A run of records
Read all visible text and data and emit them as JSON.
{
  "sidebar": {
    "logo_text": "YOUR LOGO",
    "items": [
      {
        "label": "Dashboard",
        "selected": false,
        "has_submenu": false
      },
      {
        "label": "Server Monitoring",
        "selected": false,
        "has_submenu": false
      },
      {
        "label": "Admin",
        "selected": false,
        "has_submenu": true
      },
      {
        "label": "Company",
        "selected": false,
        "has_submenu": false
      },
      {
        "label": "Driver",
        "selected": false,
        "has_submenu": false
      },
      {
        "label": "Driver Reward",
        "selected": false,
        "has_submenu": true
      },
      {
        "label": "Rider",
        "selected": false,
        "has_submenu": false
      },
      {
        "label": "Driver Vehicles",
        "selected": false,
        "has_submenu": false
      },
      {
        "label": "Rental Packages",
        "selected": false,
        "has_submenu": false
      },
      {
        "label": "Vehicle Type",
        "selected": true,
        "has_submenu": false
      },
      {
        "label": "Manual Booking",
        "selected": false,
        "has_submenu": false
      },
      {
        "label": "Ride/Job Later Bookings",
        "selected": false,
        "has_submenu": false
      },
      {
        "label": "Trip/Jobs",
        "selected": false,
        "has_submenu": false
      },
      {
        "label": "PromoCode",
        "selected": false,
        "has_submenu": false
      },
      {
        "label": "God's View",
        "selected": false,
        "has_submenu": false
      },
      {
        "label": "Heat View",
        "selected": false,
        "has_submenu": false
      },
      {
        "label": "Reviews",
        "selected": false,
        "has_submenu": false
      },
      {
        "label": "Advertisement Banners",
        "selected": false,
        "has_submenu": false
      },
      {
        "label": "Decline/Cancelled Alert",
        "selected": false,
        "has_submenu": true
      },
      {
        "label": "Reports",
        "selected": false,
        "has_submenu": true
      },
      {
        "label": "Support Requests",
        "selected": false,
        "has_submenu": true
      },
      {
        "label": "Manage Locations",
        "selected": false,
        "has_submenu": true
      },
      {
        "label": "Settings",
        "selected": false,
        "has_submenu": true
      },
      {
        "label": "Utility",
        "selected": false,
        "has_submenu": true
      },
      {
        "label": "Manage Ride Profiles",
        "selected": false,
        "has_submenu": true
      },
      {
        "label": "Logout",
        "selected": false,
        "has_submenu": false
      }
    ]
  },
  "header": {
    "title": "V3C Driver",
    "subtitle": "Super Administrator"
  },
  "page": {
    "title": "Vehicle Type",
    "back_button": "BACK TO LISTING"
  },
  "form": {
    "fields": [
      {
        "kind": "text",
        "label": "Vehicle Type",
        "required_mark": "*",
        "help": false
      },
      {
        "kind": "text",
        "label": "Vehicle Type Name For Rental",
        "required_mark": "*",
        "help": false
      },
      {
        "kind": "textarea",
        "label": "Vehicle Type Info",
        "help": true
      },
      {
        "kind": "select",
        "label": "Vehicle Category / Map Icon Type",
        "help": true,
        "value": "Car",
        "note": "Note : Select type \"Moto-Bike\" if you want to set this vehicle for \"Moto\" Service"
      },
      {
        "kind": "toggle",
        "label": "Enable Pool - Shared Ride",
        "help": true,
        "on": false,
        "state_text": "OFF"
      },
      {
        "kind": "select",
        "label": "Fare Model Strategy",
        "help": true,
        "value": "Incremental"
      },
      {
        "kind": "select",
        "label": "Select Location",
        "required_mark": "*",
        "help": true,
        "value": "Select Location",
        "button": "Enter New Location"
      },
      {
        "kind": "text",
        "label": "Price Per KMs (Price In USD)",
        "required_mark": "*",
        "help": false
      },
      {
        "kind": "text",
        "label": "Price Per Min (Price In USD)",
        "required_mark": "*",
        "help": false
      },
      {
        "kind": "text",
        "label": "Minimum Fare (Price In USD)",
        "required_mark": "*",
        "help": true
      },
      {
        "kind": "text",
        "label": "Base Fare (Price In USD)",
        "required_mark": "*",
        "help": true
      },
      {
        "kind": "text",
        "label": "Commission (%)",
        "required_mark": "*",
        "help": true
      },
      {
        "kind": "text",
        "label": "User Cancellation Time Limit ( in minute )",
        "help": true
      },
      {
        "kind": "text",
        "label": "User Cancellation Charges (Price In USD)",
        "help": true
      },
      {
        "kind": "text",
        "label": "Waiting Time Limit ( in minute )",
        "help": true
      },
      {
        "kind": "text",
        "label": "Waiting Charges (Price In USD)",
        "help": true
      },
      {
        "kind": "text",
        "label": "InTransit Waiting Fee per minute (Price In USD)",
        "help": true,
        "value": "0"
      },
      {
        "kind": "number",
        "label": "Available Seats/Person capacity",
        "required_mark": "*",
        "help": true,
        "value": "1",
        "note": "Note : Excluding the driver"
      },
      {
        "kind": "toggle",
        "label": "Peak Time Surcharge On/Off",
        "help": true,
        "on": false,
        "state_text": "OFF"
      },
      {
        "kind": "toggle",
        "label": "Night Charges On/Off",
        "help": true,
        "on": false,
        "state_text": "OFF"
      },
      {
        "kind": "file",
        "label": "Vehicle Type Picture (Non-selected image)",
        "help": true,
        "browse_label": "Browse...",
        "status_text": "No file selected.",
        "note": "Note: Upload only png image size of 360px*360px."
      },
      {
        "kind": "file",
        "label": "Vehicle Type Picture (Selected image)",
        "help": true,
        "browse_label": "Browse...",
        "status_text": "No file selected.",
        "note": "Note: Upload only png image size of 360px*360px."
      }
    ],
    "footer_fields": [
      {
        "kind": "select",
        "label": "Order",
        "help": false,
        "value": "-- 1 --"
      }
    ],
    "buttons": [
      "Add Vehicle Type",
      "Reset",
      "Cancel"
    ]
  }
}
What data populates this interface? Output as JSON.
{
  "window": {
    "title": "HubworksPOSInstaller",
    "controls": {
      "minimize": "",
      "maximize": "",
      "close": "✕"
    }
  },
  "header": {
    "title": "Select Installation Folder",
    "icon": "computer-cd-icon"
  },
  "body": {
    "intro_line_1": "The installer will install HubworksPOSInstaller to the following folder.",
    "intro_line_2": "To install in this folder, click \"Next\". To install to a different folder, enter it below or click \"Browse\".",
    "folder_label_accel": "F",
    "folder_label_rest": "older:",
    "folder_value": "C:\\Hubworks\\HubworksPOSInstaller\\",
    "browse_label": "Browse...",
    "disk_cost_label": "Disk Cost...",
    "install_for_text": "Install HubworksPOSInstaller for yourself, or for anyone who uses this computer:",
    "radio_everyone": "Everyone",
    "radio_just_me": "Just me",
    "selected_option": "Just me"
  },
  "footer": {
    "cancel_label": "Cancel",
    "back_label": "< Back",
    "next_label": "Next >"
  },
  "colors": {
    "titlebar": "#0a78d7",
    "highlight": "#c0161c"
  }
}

▶ _REQUIRED WORK_: Determine how many lines in the records contain "Note", and reply with the number only.

▶ _SOLVED EXERCISE_: 4